Problem requirements -
Select from the data all lines with the word "class".

───── Exercise data

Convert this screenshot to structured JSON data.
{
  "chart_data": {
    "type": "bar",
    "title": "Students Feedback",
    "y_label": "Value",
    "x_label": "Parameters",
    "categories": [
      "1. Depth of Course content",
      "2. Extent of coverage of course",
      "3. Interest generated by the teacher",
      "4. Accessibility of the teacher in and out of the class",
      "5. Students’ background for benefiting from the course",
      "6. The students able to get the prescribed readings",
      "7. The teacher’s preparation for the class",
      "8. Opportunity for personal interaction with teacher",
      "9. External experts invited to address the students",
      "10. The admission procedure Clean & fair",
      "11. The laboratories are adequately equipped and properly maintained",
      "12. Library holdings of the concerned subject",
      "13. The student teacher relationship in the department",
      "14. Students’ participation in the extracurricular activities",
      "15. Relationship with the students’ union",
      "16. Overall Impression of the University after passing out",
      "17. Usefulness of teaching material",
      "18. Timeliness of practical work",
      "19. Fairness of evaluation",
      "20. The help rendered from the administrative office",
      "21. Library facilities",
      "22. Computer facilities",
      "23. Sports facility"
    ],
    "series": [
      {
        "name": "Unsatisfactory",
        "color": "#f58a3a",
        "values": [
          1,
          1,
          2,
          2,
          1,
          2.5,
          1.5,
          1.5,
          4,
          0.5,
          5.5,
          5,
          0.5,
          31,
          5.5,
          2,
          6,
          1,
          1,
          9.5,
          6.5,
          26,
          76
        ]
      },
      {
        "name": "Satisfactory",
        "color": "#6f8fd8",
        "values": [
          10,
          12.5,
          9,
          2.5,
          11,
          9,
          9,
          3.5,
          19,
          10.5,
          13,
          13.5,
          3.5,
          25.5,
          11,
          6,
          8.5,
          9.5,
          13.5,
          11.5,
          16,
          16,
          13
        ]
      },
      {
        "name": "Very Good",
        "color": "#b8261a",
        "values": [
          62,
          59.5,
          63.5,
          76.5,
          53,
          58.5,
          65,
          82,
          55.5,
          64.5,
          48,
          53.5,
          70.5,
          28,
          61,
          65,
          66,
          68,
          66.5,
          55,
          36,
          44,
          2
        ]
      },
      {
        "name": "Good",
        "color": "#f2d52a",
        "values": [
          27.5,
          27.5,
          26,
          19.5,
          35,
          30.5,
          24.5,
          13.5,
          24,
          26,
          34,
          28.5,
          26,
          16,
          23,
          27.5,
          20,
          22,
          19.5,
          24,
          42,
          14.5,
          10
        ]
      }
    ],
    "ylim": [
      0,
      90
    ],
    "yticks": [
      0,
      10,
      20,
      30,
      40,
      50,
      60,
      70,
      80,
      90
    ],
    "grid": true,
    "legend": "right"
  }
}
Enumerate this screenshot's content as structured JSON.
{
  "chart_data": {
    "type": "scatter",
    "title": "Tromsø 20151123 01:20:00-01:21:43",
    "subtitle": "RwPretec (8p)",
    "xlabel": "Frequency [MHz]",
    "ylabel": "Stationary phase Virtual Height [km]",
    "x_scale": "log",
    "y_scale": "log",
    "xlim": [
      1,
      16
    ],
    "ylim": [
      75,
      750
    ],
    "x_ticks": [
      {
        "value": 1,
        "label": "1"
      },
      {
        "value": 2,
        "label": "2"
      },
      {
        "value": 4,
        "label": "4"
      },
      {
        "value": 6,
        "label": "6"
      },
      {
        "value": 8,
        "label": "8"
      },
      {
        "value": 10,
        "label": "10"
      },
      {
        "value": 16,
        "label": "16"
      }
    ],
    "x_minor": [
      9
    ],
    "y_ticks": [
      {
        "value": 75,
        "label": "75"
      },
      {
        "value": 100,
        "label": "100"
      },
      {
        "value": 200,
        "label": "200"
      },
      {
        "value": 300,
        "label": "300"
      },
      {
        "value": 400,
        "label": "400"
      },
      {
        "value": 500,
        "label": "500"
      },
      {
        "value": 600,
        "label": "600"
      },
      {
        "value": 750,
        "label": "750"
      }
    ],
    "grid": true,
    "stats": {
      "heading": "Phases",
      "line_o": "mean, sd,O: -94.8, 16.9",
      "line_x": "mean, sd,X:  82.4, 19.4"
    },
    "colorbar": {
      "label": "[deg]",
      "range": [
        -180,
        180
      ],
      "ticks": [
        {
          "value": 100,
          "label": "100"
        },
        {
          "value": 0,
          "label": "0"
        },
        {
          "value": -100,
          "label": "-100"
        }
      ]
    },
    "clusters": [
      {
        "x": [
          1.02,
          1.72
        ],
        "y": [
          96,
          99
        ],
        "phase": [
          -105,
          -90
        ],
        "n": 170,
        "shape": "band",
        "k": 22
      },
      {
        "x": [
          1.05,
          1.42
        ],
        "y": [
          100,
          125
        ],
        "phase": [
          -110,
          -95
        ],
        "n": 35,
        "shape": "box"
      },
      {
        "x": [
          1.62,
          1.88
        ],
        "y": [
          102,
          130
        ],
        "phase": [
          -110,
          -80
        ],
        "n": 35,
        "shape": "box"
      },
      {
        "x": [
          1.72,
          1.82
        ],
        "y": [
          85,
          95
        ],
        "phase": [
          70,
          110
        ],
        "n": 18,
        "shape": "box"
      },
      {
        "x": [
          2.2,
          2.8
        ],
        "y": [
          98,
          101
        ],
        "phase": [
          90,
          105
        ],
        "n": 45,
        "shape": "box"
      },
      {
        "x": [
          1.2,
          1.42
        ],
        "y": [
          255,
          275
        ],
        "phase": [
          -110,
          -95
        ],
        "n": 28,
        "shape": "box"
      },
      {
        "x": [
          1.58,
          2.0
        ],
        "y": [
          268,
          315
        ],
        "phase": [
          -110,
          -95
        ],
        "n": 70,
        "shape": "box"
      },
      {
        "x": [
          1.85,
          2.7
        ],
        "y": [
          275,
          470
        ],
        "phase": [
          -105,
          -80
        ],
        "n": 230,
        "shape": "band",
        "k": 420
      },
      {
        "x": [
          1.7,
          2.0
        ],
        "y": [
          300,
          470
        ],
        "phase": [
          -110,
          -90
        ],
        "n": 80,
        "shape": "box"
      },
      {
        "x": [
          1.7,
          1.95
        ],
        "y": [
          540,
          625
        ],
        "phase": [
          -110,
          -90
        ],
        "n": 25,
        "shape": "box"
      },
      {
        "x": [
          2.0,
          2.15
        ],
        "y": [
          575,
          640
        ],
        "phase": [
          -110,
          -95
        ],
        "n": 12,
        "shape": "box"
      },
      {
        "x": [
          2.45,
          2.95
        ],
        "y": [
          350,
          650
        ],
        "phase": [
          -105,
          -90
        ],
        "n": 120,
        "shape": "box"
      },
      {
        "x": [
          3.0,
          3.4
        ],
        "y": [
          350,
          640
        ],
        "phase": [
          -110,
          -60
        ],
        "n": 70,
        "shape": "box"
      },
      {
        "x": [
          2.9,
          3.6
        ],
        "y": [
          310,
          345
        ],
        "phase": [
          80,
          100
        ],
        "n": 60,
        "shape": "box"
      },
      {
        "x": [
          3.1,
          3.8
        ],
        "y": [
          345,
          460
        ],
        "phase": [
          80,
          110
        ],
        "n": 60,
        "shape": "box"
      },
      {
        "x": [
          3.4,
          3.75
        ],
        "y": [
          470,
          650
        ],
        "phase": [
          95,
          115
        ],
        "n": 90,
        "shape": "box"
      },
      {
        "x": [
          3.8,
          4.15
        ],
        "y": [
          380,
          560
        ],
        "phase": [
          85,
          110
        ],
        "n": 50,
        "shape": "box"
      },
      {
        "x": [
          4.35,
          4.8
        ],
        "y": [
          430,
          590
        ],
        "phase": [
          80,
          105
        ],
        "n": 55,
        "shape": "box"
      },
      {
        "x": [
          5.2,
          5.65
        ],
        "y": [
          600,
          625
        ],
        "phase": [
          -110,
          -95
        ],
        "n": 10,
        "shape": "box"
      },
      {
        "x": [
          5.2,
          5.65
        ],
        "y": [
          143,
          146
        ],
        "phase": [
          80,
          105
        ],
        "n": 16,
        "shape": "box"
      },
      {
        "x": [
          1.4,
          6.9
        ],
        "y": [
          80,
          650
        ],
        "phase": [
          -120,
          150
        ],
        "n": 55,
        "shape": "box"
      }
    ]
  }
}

──────────

Response to this exercise -
      "4. Accessibility of the teacher in and out of the class",
      "7. The teacher’s preparation for the class",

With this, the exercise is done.